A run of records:
%%

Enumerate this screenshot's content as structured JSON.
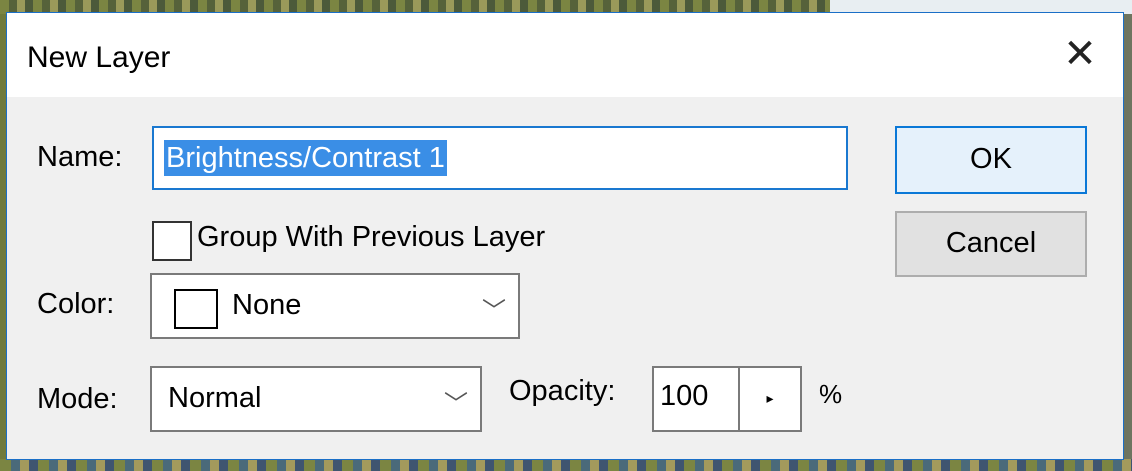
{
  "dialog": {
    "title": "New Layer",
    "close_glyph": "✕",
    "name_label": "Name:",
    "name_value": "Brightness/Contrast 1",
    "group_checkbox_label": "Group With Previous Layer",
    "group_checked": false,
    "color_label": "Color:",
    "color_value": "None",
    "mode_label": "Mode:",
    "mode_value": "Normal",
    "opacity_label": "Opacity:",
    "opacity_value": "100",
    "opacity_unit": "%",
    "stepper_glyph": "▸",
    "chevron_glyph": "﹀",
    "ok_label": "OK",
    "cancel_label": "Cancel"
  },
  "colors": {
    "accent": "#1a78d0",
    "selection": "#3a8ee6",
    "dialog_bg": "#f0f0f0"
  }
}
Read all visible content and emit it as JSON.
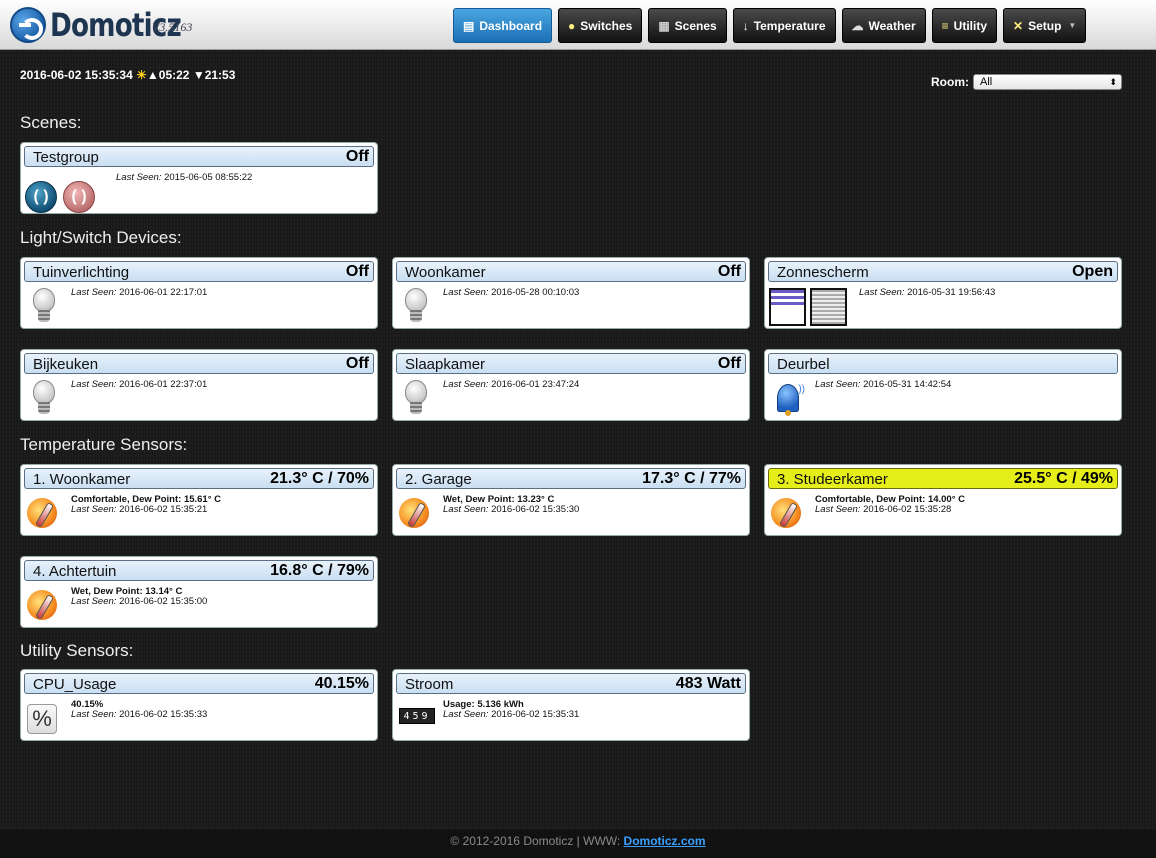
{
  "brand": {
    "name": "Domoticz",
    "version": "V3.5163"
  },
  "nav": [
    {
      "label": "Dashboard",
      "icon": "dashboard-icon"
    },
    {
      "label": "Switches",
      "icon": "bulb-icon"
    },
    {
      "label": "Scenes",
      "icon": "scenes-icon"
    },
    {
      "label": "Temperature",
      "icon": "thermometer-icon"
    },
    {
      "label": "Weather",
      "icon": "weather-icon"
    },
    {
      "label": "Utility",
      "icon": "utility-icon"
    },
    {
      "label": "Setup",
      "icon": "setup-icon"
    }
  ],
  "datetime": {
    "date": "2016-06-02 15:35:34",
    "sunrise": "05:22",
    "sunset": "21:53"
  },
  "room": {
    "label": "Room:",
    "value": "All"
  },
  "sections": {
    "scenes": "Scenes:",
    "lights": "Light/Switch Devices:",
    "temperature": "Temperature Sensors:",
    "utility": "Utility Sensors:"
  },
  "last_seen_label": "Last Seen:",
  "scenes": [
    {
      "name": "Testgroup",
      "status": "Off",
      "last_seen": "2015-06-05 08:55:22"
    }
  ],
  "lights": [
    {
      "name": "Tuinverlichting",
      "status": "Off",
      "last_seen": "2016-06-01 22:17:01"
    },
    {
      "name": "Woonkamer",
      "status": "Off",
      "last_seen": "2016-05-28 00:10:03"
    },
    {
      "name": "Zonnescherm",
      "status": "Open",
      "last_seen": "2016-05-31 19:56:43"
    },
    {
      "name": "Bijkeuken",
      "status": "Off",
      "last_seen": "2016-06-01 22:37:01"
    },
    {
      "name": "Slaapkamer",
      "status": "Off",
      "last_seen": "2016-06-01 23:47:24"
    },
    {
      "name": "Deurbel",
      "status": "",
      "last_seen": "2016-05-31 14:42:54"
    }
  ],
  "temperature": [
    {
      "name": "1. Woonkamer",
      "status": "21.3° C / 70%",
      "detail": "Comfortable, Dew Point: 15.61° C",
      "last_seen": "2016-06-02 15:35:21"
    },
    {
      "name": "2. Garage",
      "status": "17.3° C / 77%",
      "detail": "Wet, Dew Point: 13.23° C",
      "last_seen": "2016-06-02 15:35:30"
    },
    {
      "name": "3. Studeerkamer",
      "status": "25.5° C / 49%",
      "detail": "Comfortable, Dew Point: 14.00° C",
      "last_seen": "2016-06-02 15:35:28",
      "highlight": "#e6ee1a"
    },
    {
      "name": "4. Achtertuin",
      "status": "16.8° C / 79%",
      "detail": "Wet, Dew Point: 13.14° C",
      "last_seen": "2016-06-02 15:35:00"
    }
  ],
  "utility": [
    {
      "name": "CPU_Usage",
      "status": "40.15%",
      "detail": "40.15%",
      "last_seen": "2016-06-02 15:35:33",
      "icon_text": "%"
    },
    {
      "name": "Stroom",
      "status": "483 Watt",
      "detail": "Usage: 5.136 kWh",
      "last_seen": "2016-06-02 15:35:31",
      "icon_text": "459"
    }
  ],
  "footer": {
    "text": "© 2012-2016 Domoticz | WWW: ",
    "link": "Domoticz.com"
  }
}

%%

GOAL OF THE EXERCISE: Leave out the pictures and copy every record above exactly.

RESPONSE BELOW:
Enumerate this screenshot's content as structured JSON.
{
  "dialog": {
    "title": "New Layer",
    "close_glyph": "✕",
    "name_label": "Name:",
    "name_value": "Brightness/Contrast 1",
    "group_checkbox_label": "Group With Previous Layer",
    "group_checked": false,
    "color_label": "Color:",
    "color_value": "None",
    "mode_label": "Mode:",
    "mode_value": "Normal",
    "opacity_label": "Opacity:",
    "opacity_value": "100",
    "opacity_unit": "%",
    "stepper_glyph": "▸",
    "chevron_glyph": "﹀",
    "ok_label": "OK",
    "cancel_label": "Cancel"
  },
  "colors": {
    "accent": "#1a78d0",
    "selection": "#3a8ee6",
    "dialog_bg": "#f0f0f0"
  }
}
Read all visible content and emit it as JSON.
{
  "brand": {
    "name": "Domoticz",
    "version": "V3.5163"
  },
  "nav": [
    {
      "label": "Dashboard",
      "icon": "dashboard-icon"
    },
    {
      "label": "Switches",
      "icon": "bulb-icon"
    },
    {
      "label": "Scenes",
      "icon": "scenes-icon"
    },
    {
      "label": "Temperature",
      "icon": "thermometer-icon"
    },
    {
      "label": "Weather",
      "icon": "weather-icon"
    },
    {
      "label": "Utility",
      "icon": "utility-icon"
    },
    {
      "label": "Setup",
      "icon": "setup-icon"
    }
  ],
  "datetime": {
    "date": "2016-06-02 15:35:34",
    "sunrise": "05:22",
    "sunset": "21:53"
  },
  "room": {
    "label": "Room:",
    "value": "All"
  },
  "sections": {
    "scenes": "Scenes:",
    "lights": "Light/Switch Devices:",
    "temperature": "Temperature Sensors:",
    "utility": "Utility Sensors:"
  },
  "last_seen_label": "Last Seen:",
  "scenes": [
    {
      "name": "Testgroup",
      "status": "Off",
      "last_seen": "2015-06-05 08:55:22"
    }
  ],
  "lights": [
    {
      "name": "Tuinverlichting",
      "status": "Off",
      "last_seen": "2016-06-01 22:17:01"
    },
    {
      "name": "Woonkamer",
      "status": "Off",
      "last_seen": "2016-05-28 00:10:03"
    },
    {
      "name": "Zonnescherm",
      "status": "Open",
      "last_seen": "2016-05-31 19:56:43"
    },
    {
      "name": "Bijkeuken",
      "status": "Off",
      "last_seen": "2016-06-01 22:37:01"
    },
    {
      "name": "Slaapkamer",
      "status": "Off",
      "last_seen": "2016-06-01 23:47:24"
    },
    {
      "name": "Deurbel",
      "status": "",
      "last_seen": "2016-05-31 14:42:54"
    }
  ],
  "temperature": [
    {
      "name": "1. Woonkamer",
      "status": "21.3° C / 70%",
      "detail": "Comfortable, Dew Point: 15.61° C",
      "last_seen": "2016-06-02 15:35:21"
    },
    {
      "name": "2. Garage",
      "status": "17.3° C / 77%",
      "detail": "Wet, Dew Point: 13.23° C",
      "last_seen": "2016-06-02 15:35:30"
    },
    {
      "name": "3. Studeerkamer",
      "status": "25.5° C / 49%",
      "detail": "Comfortable, Dew Point: 14.00° C",
      "last_seen": "2016-06-02 15:35:28",
      "highlight": "#e6ee1a"
    },
    {
      "name": "4. Achtertuin",
      "status": "16.8° C / 79%",
      "detail": "Wet, Dew Point: 13.14° C",
      "last_seen": "2016-06-02 15:35:00"
    }
  ],
  "utility": [
    {
      "name": "CPU_Usage",
      "status": "40.15%",
      "detail": "40.15%",
      "last_seen": "2016-06-02 15:35:33",
      "icon_text": "%"
    },
    {
      "name": "Stroom",
      "status": "483 Watt",
      "detail": "Usage: 5.136 kWh",
      "last_seen": "2016-06-02 15:35:31",
      "icon_text": "459"
    }
  ],
  "footer": {
    "text": "© 2012-2016 Domoticz | WWW: ",
    "link": "Domoticz.com"
  }
}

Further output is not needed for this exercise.